++++ Supplied entries

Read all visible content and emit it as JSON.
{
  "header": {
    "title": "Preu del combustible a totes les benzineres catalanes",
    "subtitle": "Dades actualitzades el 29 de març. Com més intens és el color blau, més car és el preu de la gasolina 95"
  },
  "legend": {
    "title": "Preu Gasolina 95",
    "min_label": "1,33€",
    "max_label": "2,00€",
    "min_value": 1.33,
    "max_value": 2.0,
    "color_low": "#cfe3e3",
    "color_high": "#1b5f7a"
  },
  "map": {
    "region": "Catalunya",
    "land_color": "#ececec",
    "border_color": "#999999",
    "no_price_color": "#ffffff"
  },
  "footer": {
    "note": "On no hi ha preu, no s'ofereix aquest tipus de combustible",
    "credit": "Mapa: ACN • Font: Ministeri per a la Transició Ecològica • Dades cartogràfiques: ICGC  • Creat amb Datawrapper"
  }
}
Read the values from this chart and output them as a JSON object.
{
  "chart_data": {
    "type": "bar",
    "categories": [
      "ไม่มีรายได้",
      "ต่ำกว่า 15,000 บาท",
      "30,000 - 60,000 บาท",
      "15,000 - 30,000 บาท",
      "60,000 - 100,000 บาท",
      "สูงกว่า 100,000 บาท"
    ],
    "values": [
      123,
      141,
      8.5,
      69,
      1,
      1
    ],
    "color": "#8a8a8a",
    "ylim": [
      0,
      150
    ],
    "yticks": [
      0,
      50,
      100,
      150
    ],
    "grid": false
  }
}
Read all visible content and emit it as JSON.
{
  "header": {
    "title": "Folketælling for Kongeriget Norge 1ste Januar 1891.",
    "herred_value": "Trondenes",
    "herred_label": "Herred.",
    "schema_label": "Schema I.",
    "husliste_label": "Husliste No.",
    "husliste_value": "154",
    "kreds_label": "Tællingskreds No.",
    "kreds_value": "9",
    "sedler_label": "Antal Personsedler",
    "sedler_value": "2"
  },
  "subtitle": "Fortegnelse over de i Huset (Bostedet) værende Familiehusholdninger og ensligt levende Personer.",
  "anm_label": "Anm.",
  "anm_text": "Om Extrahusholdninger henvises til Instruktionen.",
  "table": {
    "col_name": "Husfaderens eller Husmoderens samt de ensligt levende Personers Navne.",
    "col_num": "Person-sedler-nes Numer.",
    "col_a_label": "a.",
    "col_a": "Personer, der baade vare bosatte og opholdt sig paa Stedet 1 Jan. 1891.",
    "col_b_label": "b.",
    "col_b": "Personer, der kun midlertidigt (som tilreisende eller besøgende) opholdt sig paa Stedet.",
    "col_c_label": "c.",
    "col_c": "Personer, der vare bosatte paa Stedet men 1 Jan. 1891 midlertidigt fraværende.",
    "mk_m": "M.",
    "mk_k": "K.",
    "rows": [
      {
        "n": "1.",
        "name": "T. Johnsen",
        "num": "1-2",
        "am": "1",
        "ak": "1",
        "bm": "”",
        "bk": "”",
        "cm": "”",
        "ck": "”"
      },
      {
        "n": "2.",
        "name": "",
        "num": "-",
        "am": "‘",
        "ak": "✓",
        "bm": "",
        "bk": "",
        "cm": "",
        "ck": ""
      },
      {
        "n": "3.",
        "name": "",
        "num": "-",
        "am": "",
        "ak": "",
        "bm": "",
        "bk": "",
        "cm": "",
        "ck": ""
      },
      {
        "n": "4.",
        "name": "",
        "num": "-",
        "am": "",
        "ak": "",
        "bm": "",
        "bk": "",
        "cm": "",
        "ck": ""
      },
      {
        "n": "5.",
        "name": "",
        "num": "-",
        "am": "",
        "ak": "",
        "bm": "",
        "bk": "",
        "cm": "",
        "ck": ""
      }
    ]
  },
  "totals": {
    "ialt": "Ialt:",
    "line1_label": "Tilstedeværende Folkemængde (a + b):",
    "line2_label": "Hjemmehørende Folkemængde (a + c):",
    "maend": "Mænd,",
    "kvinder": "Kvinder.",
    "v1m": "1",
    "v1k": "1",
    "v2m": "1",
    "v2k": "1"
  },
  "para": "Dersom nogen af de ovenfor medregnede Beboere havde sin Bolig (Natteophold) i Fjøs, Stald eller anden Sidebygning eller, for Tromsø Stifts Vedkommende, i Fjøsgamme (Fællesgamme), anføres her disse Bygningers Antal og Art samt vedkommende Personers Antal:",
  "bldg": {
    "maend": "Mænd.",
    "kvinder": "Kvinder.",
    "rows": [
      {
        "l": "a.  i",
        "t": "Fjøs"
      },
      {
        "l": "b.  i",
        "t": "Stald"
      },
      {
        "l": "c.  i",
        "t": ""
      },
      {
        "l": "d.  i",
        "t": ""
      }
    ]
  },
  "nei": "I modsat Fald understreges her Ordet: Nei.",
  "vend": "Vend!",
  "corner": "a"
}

++++++++

» **What you are asked to do**: Reproduce each line of the material above precisely.

» **Response**:
Read all visible content and emit it as JSON.
{
  "header": {
    "title": "Preu del combustible a totes les benzineres catalanes",
    "subtitle": "Dades actualitzades el 29 de març. Com més intens és el color blau, més car és el preu de la gasolina 95"
  },
  "legend": {
    "title": "Preu Gasolina 95",
    "min_label": "1,33€",
    "max_label": "2,00€",
    "min_value": 1.33,
    "max_value": 2.0,
    "color_low": "#cfe3e3",
    "color_high": "#1b5f7a"
  },
  "map": {
    "region": "Catalunya",
    "land_color": "#ececec",
    "border_color": "#999999",
    "no_price_color": "#ffffff"
  },
  "footer": {
    "note": "On no hi ha preu, no s'ofereix aquest tipus de combustible",
    "credit": "Mapa: ACN • Font: Ministeri per a la Transició Ecològica • Dades cartogràfiques: ICGC  • Creat amb Datawrapper"
  }
}
Read the values from this chart and output them as a JSON object.
{
  "chart_data": {
    "type": "bar",
    "categories": [
      "ไม่มีรายได้",
      "ต่ำกว่า 15,000 บาท",
      "30,000 - 60,000 บาท",
      "15,000 - 30,000 บาท",
      "60,000 - 100,000 บาท",
      "สูงกว่า 100,000 บาท"
    ],
    "values": [
      123,
      141,
      8.5,
      69,
      1,
      1
    ],
    "color": "#8a8a8a",
    "ylim": [
      0,
      150
    ],
    "yticks": [
      0,
      50,
      100,
      150
    ],
    "grid": false
  }
}
Read all visible content and emit it as JSON.
{
  "header": {
    "title": "Folketælling for Kongeriget Norge 1ste Januar 1891.",
    "herred_value": "Trondenes",
    "herred_label": "Herred.",
    "schema_label": "Schema I.",
    "husliste_label": "Husliste No.",
    "husliste_value": "154",
    "kreds_label": "Tællingskreds No.",
    "kreds_value": "9",
    "sedler_label": "Antal Personsedler",
    "sedler_value": "2"
  },
  "subtitle": "Fortegnelse over de i Huset (Bostedet) værende Familiehusholdninger og ensligt levende Personer.",
  "anm_label": "Anm.",
  "anm_text": "Om Extrahusholdninger henvises til Instruktionen.",
  "table": {
    "col_name": "Husfaderens eller Husmoderens samt de ensligt levende Personers Navne.",
    "col_num": "Person-sedler-nes Numer.",
    "col_a_label": "a.",
    "col_a": "Personer, der baade vare bosatte og opholdt sig paa Stedet 1 Jan. 1891.",
    "col_b_label": "b.",
    "col_b": "Personer, der kun midlertidigt (som tilreisende eller besøgende) opholdt sig paa Stedet.",
    "col_c_label": "c.",
    "col_c": "Personer, der vare bosatte paa Stedet men 1 Jan. 1891 midlertidigt fraværende.",
    "mk_m": "M.",
    "mk_k": "K.",
    "rows": [
      {
        "n": "1.",
        "name": "T. Johnsen",
        "num": "1-2",
        "am": "1",
        "ak": "1",
        "bm": "”",
        "bk": "”",
        "cm": "”",
        "ck": "”"
      },
      {
        "n": "2.",
        "name": "",
        "num": "-",
        "am": "‘",
        "ak": "✓",
        "bm": "",
        "bk": "",
        "cm": "",
        "ck": ""
      },
      {
        "n": "3.",
        "name": "",
        "num": "-",
        "am": "",
        "ak": "",
        "bm": "",
        "bk": "",
        "cm": "",
        "ck": ""
      },
      {
        "n": "4.",
        "name": "",
        "num": "-",
        "am": "",
        "ak": "",
        "bm": "",
        "bk": "",
        "cm": "",
        "ck": ""
      },
      {
        "n": "5.",
        "name": "",
        "num": "-",
        "am": "",
        "ak": "",
        "bm": "",
        "bk": "",
        "cm": "",
        "ck": ""
      }
    ]
  },
  "totals": {
    "ialt": "Ialt:",
    "line1_label": "Tilstedeværende Folkemængde (a + b):",
    "line2_label": "Hjemmehørende Folkemængde (a + c):",
    "maend": "Mænd,",
    "kvinder": "Kvinder.",
    "v1m": "1",
    "v1k": "1",
    "v2m": "1",
    "v2k": "1"
  },
  "para": "Dersom nogen af de ovenfor medregnede Beboere havde sin Bolig (Natteophold) i Fjøs, Stald eller anden Sidebygning eller, for Tromsø Stifts Vedkommende, i Fjøsgamme (Fællesgamme), anføres her disse Bygningers Antal og Art samt vedkommende Personers Antal:",
  "bldg": {
    "maend": "Mænd.",
    "kvinder": "Kvinder.",
    "rows": [
      {
        "l": "a.  i",
        "t": "Fjøs"
      },
      {
        "l": "b.  i",
        "t": "Stald"
      },
      {
        "l": "c.  i",
        "t": ""
      },
      {
        "l": "d.  i",
        "t": ""
      }
    ]
  },
  "nei": "I modsat Fald understreges her Ordet: Nei.",
  "vend": "Vend!",
  "corner": "a"
}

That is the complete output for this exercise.